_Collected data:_
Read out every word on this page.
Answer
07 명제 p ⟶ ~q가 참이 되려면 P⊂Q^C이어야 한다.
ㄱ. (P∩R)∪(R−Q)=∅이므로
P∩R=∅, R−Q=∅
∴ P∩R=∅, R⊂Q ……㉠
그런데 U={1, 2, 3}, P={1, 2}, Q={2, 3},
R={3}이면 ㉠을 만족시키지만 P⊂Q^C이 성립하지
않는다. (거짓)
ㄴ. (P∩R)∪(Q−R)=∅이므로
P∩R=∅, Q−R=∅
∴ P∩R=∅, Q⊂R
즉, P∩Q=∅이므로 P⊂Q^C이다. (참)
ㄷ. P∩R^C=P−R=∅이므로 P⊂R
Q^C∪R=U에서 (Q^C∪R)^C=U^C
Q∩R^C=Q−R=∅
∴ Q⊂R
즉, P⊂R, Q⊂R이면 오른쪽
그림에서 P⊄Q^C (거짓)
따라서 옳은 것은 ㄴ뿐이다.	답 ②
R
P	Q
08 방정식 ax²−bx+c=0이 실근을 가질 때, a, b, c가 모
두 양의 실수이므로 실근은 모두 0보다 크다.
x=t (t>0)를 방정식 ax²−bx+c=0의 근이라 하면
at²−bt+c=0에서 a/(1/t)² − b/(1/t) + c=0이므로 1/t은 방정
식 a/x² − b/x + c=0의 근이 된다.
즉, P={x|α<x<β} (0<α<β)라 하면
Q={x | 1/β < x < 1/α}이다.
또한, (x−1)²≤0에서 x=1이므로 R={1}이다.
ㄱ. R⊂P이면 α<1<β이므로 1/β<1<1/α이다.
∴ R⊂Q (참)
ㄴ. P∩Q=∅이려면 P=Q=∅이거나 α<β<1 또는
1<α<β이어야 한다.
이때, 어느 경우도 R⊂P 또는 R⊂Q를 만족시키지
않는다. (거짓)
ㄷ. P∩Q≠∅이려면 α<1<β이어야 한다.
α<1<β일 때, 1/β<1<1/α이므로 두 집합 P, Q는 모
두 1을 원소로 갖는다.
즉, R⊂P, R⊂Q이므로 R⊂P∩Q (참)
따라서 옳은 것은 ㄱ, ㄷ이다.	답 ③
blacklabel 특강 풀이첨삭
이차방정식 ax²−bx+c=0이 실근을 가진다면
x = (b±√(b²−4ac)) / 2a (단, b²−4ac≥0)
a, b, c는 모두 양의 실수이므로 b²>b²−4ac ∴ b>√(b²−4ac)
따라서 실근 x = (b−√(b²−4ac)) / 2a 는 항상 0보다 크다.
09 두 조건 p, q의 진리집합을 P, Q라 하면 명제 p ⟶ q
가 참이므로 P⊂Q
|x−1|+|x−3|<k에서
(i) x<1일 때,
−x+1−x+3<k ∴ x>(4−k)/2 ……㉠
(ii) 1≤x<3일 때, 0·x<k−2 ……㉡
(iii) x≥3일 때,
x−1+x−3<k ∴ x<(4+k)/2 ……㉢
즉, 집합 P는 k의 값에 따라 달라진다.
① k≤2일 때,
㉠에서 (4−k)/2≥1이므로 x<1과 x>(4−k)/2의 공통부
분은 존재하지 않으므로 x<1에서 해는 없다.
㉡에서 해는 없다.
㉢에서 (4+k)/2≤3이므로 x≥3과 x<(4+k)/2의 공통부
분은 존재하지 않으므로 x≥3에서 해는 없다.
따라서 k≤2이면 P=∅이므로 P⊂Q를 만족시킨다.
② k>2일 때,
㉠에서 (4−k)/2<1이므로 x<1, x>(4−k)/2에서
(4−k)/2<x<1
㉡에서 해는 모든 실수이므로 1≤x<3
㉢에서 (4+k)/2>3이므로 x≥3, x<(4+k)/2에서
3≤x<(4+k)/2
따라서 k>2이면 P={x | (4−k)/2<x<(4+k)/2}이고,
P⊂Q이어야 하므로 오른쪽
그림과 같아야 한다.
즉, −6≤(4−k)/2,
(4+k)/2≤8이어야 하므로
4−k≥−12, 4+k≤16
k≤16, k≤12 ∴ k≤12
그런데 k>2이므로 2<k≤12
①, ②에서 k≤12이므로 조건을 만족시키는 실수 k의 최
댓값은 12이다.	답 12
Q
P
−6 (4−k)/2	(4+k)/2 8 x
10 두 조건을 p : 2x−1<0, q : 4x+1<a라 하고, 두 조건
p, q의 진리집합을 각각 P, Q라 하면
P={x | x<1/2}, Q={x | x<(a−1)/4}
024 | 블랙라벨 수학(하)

_Problem requirements:_ Output all of the data again, exactly.

_Written response:_
Read out every word on this page.
Answer
07 명제 p ⟶ ~q가 참이 되려면 P⊂Q^C이어야 한다.
ㄱ. (P∩R)∪(R−Q)=∅이므로
P∩R=∅, R−Q=∅
∴ P∩R=∅, R⊂Q ……㉠
그런데 U={1, 2, 3}, P={1, 2}, Q={2, 3},
R={3}이면 ㉠을 만족시키지만 P⊂Q^C이 성립하지
않는다. (거짓)
ㄴ. (P∩R)∪(Q−R)=∅이므로
P∩R=∅, Q−R=∅
∴ P∩R=∅, Q⊂R
즉, P∩Q=∅이므로 P⊂Q^C이다. (참)
ㄷ. P∩R^C=P−R=∅이므로 P⊂R
Q^C∪R=U에서 (Q^C∪R)^C=U^C
Q∩R^C=Q−R=∅
∴ Q⊂R
즉, P⊂R, Q⊂R이면 오른쪽
그림에서 P⊄Q^C (거짓)
따라서 옳은 것은 ㄴ뿐이다.	답 ②
R
P	Q
08 방정식 ax²−bx+c=0이 실근을 가질 때, a, b, c가 모
두 양의 실수이므로 실근은 모두 0보다 크다.
x=t (t>0)를 방정식 ax²−bx+c=0의 근이라 하면
at²−bt+c=0에서 a/(1/t)² − b/(1/t) + c=0이므로 1/t은 방정
식 a/x² − b/x + c=0의 근이 된다.
즉, P={x|α<x<β} (0<α<β)라 하면
Q={x | 1/β < x < 1/α}이다.
또한, (x−1)²≤0에서 x=1이므로 R={1}이다.
ㄱ. R⊂P이면 α<1<β이므로 1/β<1<1/α이다.
∴ R⊂Q (참)
ㄴ. P∩Q=∅이려면 P=Q=∅이거나 α<β<1 또는
1<α<β이어야 한다.
이때, 어느 경우도 R⊂P 또는 R⊂Q를 만족시키지
않는다. (거짓)
ㄷ. P∩Q≠∅이려면 α<1<β이어야 한다.
α<1<β일 때, 1/β<1<1/α이므로 두 집합 P, Q는 모
두 1을 원소로 갖는다.
즉, R⊂P, R⊂Q이므로 R⊂P∩Q (참)
따라서 옳은 것은 ㄱ, ㄷ이다.	답 ③
blacklabel 특강 풀이첨삭
이차방정식 ax²−bx+c=0이 실근을 가진다면
x = (b±√(b²−4ac)) / 2a (단, b²−4ac≥0)
a, b, c는 모두 양의 실수이므로 b²>b²−4ac ∴ b>√(b²−4ac)
따라서 실근 x = (b−√(b²−4ac)) / 2a 는 항상 0보다 크다.
09 두 조건 p, q의 진리집합을 P, Q라 하면 명제 p ⟶ q
가 참이므로 P⊂Q
|x−1|+|x−3|<k에서
(i) x<1일 때,
−x+1−x+3<k ∴ x>(4−k)/2 ……㉠
(ii) 1≤x<3일 때, 0·x<k−2 ……㉡
(iii) x≥3일 때,
x−1+x−3<k ∴ x<(4+k)/2 ……㉢
즉, 집합 P는 k의 값에 따라 달라진다.
① k≤2일 때,
㉠에서 (4−k)/2≥1이므로 x<1과 x>(4−k)/2의 공통부
분은 존재하지 않으므로 x<1에서 해는 없다.
㉡에서 해는 없다.
㉢에서 (4+k)/2≤3이므로 x≥3과 x<(4+k)/2의 공통부
분은 존재하지 않으므로 x≥3에서 해는 없다.
따라서 k≤2이면 P=∅이므로 P⊂Q를 만족시킨다.
② k>2일 때,
㉠에서 (4−k)/2<1이므로 x<1, x>(4−k)/2에서
(4−k)/2<x<1
㉡에서 해는 모든 실수이므로 1≤x<3
㉢에서 (4+k)/2>3이므로 x≥3, x<(4+k)/2에서
3≤x<(4+k)/2
따라서 k>2이면 P={x | (4−k)/2<x<(4+k)/2}이고,
P⊂Q이어야 하므로 오른쪽
그림과 같아야 한다.
즉, −6≤(4−k)/2,
(4+k)/2≤8이어야 하므로
4−k≥−12, 4+k≤16
k≤16, k≤12 ∴ k≤12
그런데 k>2이므로 2<k≤12
①, ②에서 k≤12이므로 조건을 만족시키는 실수 k의 최
댓값은 12이다.	답 12
Q
P
−6 (4−k)/2	(4+k)/2 8 x
10 두 조건을 p : 2x−1<0, q : 4x+1<a라 하고, 두 조건
p, q의 진리집합을 각각 P, Q라 하면
P={x | x<1/2}, Q={x | x<(a−1)/4}
024 | 블랙라벨 수학(하)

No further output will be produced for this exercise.